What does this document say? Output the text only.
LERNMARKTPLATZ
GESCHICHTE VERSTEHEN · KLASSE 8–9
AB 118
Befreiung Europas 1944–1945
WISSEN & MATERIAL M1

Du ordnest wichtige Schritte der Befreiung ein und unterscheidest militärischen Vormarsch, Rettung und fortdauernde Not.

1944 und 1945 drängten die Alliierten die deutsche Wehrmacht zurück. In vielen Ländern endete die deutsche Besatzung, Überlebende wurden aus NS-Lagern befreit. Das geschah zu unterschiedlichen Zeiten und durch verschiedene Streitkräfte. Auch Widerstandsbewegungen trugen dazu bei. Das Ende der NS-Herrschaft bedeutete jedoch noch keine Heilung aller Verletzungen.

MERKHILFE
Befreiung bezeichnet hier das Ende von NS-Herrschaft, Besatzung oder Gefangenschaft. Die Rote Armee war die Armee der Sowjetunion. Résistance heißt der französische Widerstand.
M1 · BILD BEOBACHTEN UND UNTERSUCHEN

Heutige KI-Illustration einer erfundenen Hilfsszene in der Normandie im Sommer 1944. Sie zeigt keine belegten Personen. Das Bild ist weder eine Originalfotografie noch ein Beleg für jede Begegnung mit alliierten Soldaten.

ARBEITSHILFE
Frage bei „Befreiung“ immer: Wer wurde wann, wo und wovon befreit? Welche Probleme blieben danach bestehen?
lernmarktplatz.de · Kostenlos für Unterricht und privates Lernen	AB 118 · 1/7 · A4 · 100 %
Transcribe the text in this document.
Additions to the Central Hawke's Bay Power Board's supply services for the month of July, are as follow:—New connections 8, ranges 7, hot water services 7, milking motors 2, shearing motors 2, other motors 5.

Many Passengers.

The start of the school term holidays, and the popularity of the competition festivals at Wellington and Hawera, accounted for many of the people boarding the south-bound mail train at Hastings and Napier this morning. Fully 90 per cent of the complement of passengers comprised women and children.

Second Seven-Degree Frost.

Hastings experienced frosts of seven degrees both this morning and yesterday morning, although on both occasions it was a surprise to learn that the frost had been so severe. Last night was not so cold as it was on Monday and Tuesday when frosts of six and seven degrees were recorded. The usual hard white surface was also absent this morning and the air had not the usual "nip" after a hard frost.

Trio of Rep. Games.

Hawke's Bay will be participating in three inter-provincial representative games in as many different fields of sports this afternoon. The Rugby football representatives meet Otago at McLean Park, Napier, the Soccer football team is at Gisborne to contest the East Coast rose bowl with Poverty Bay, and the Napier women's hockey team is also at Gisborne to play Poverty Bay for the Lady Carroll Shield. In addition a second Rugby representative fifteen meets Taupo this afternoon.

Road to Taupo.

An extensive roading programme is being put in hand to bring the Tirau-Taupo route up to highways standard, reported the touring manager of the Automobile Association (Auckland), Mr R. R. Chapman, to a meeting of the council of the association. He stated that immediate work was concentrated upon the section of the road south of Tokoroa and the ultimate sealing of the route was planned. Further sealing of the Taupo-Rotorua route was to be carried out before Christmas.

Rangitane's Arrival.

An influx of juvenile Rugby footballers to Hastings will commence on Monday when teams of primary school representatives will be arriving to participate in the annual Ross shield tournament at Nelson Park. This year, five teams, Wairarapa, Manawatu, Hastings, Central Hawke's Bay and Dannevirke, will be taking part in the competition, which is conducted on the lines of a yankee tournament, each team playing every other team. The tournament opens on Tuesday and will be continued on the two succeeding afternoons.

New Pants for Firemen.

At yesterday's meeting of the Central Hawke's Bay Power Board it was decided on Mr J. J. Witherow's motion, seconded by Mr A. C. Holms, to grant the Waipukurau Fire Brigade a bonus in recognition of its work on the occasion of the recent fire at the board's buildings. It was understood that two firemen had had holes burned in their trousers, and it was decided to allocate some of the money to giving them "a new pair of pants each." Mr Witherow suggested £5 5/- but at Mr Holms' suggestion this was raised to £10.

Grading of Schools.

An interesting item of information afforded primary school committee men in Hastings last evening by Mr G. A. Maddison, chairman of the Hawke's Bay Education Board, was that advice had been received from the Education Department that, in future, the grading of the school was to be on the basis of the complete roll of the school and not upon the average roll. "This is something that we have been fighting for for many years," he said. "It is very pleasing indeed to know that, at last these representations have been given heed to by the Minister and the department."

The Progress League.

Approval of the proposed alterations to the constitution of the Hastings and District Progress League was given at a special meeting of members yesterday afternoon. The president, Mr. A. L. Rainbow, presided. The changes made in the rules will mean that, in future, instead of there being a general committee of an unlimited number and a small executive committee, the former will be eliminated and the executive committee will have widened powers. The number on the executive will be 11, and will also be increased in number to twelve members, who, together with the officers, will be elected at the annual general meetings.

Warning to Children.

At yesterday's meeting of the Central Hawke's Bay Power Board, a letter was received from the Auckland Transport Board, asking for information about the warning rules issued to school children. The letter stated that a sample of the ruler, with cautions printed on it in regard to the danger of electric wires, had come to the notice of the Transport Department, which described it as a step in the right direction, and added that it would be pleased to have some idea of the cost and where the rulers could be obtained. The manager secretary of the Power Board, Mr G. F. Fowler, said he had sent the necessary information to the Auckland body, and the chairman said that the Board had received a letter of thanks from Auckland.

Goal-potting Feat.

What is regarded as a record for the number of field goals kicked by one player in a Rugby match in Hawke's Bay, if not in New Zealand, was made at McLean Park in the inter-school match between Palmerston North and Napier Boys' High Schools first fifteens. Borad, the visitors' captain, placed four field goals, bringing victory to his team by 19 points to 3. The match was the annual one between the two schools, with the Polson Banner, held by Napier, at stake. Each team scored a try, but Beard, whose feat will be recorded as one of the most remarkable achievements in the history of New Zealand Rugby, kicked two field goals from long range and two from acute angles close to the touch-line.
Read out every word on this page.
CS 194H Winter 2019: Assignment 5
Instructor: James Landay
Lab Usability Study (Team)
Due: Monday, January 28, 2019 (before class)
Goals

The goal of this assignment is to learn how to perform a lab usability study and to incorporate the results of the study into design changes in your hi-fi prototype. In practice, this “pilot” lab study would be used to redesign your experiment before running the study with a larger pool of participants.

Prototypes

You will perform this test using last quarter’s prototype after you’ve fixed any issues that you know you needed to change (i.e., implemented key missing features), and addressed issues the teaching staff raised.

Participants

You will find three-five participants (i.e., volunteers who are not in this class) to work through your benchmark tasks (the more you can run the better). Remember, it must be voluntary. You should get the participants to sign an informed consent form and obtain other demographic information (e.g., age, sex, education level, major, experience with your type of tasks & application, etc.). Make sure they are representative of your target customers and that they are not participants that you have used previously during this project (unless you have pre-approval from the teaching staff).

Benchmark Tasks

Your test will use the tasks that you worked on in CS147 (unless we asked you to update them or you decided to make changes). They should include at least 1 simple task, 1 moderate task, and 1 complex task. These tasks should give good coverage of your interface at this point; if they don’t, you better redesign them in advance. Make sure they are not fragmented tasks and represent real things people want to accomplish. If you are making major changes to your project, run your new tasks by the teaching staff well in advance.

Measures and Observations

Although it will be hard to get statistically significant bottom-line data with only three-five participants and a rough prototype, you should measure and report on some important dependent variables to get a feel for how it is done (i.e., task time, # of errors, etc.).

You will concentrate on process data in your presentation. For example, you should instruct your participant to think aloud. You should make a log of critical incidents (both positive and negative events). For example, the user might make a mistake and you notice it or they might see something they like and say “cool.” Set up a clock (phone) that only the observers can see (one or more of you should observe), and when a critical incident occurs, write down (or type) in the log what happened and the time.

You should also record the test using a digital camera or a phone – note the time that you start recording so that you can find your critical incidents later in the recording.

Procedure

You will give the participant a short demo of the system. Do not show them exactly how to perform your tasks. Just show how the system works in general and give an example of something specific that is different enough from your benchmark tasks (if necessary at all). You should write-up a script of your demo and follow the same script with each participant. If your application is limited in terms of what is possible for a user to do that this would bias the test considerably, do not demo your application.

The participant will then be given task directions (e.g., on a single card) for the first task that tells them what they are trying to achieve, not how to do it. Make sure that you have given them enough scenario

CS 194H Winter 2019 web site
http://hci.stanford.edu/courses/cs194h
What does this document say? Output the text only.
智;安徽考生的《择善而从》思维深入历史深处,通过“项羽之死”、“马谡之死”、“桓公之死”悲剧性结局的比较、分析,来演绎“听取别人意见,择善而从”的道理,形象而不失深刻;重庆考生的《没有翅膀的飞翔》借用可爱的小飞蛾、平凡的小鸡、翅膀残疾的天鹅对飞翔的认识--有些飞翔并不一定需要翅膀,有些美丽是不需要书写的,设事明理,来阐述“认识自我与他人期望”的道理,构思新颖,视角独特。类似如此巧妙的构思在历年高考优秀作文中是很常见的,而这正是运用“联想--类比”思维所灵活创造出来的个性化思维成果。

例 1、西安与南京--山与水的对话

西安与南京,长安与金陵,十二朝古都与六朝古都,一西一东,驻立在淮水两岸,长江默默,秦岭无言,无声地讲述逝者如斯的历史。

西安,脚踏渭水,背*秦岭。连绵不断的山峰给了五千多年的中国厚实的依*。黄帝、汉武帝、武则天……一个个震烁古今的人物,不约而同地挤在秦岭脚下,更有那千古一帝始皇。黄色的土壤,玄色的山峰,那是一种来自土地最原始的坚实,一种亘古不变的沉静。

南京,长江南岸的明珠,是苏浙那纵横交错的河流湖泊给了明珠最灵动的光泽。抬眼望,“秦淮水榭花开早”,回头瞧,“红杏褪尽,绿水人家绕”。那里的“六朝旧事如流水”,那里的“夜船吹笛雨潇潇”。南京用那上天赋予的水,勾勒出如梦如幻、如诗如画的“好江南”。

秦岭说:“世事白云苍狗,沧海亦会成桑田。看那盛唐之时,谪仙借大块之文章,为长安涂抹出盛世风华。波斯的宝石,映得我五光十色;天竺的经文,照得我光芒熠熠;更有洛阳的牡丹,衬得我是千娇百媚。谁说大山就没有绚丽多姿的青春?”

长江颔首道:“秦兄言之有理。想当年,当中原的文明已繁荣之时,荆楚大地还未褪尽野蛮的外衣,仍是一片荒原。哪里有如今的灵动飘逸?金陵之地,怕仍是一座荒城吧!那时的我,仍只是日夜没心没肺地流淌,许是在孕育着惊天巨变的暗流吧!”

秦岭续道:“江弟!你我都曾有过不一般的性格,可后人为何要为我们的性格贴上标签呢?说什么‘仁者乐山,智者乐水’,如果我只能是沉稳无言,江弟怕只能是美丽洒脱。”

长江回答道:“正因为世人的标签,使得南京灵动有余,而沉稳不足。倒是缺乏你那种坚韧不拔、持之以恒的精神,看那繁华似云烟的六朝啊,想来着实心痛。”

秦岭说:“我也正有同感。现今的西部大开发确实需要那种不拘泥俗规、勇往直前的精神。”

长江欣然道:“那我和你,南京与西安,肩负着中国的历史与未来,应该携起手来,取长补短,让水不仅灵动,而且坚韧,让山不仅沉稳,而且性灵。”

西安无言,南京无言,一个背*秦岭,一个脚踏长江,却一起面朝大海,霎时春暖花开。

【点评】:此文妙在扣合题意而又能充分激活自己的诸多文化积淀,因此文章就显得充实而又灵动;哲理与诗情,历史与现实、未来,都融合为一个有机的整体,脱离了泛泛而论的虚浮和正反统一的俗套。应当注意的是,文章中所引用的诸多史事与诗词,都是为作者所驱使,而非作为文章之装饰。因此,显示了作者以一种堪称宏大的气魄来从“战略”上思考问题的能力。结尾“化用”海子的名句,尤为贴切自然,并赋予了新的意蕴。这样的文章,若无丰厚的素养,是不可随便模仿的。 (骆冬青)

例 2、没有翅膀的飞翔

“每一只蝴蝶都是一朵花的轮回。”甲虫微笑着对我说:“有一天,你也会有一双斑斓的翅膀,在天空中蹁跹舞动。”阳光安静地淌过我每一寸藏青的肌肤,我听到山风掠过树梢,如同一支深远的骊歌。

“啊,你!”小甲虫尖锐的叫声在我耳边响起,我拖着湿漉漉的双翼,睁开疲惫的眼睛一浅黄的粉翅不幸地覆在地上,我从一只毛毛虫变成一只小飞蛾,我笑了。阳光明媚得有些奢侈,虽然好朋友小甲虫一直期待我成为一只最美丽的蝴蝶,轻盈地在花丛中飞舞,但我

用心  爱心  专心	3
------
◆ **Request**
Identify each line in the records above containing the word "find"; copy those lines.

◆ **Result of this exercise**
You will find three-five participants (i.e., volunteers who are not in this class) to work through your benchmark tasks (the more you can run the better). Remember, it must be voluntary. You should get the participants to sign an informed consent form and obtain other demographic information (e.g., age, sex, education level, major, experience with your type of tasks & application, etc.). Make sure they are representative of your target customers and that they are not participants that you have used previously during this project (unless you have pre-approval from the teaching staff).
You should also record the test using a digital camera or a phone – note the time that you start recording so that you can find your critical incidents later in the recording.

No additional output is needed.